## [WHAT TO PRODUCE]
Search the records below for the word "ACBrMonitorPLUS" and show every line where it occurs.

Saved entries:
==================================================

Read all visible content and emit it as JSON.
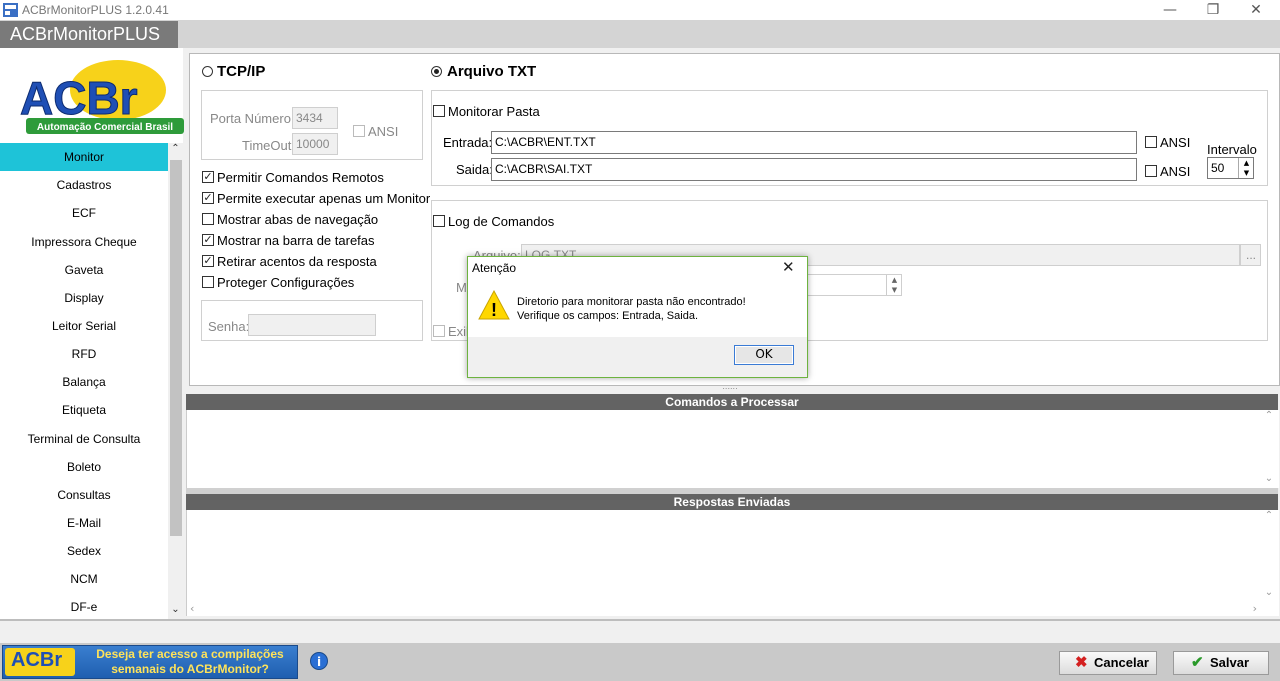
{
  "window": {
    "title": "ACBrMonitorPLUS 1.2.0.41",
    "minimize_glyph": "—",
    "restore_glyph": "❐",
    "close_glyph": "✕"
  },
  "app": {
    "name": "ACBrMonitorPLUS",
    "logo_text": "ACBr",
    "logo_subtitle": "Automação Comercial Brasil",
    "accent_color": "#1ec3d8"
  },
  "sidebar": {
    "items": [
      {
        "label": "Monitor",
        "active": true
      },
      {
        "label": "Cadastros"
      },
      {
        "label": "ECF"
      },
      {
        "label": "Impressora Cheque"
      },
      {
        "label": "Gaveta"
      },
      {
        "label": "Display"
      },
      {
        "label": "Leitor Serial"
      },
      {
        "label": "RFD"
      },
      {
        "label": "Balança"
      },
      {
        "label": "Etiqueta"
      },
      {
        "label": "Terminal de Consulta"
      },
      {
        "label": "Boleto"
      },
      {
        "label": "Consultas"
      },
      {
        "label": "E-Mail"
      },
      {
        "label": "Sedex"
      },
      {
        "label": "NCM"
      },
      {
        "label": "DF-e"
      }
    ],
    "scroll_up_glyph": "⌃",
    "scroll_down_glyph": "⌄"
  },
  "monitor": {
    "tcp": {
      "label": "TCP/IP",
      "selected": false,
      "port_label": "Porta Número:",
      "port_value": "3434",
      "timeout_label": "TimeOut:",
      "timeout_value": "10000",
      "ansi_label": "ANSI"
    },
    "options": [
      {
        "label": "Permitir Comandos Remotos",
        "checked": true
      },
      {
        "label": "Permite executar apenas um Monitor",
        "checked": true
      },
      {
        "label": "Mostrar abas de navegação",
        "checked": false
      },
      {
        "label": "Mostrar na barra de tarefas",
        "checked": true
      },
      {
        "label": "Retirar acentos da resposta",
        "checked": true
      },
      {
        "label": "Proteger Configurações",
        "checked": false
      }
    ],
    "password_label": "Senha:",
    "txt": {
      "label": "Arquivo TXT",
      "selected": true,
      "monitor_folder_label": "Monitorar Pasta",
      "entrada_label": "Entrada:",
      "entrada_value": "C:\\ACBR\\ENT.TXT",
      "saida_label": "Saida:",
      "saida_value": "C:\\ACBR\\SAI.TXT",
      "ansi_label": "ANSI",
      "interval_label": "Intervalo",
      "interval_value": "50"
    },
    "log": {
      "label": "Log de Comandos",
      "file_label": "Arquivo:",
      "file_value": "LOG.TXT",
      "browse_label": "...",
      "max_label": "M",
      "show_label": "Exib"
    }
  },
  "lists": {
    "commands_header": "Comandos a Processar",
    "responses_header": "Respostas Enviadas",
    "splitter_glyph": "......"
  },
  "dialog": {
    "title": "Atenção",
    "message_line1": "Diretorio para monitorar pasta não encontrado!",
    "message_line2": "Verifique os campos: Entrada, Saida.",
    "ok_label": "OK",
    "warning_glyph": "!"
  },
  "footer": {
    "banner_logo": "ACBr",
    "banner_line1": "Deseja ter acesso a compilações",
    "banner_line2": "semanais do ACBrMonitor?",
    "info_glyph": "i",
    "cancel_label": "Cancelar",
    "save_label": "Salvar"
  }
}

==================================================

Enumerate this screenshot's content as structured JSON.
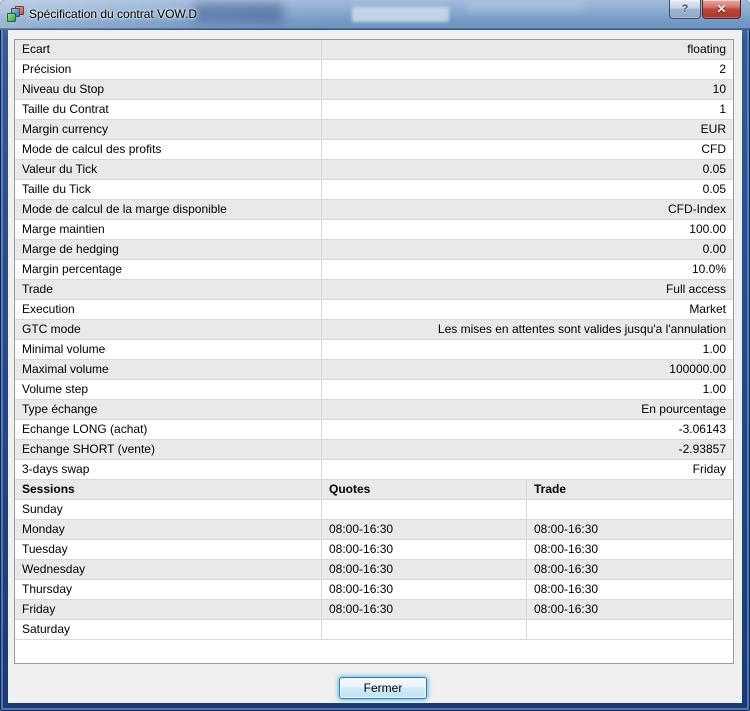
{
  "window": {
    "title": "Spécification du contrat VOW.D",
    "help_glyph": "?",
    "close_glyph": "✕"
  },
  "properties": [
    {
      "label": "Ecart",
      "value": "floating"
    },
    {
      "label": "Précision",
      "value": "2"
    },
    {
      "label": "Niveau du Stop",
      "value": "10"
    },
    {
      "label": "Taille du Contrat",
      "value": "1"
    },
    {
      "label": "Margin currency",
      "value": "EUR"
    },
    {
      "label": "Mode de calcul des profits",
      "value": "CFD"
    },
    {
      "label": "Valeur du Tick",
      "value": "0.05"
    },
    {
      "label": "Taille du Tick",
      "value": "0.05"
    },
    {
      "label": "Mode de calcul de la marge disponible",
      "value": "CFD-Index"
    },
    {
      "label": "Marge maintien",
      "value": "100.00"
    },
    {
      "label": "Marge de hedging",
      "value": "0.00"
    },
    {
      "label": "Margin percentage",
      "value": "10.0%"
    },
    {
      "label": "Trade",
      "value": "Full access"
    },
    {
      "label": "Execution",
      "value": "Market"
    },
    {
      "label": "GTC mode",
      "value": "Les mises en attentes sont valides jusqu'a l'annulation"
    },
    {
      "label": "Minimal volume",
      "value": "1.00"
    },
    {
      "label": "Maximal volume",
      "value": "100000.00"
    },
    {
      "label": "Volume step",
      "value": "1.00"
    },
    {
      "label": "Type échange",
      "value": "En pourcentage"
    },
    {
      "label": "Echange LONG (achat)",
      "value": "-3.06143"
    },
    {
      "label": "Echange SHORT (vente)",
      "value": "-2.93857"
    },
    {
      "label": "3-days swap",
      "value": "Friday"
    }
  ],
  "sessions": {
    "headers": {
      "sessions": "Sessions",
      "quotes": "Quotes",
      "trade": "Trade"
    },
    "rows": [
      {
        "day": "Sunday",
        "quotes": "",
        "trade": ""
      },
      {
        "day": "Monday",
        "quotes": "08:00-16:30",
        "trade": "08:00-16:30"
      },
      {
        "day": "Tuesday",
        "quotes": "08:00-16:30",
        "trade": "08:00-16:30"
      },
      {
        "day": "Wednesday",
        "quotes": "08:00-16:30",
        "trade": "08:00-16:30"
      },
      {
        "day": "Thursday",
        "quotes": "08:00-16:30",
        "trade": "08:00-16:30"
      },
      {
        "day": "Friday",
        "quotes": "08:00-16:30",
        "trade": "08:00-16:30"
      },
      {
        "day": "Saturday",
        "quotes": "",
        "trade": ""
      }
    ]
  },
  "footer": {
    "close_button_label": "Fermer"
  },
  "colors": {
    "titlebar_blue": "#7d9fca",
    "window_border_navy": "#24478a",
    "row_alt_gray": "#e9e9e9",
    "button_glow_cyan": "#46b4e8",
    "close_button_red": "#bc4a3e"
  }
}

==================================================

## [COMPLETED TASK]
    "title": "ACBrMonitorPLUS 1.2.0.41",
    "name": "ACBrMonitorPLUS",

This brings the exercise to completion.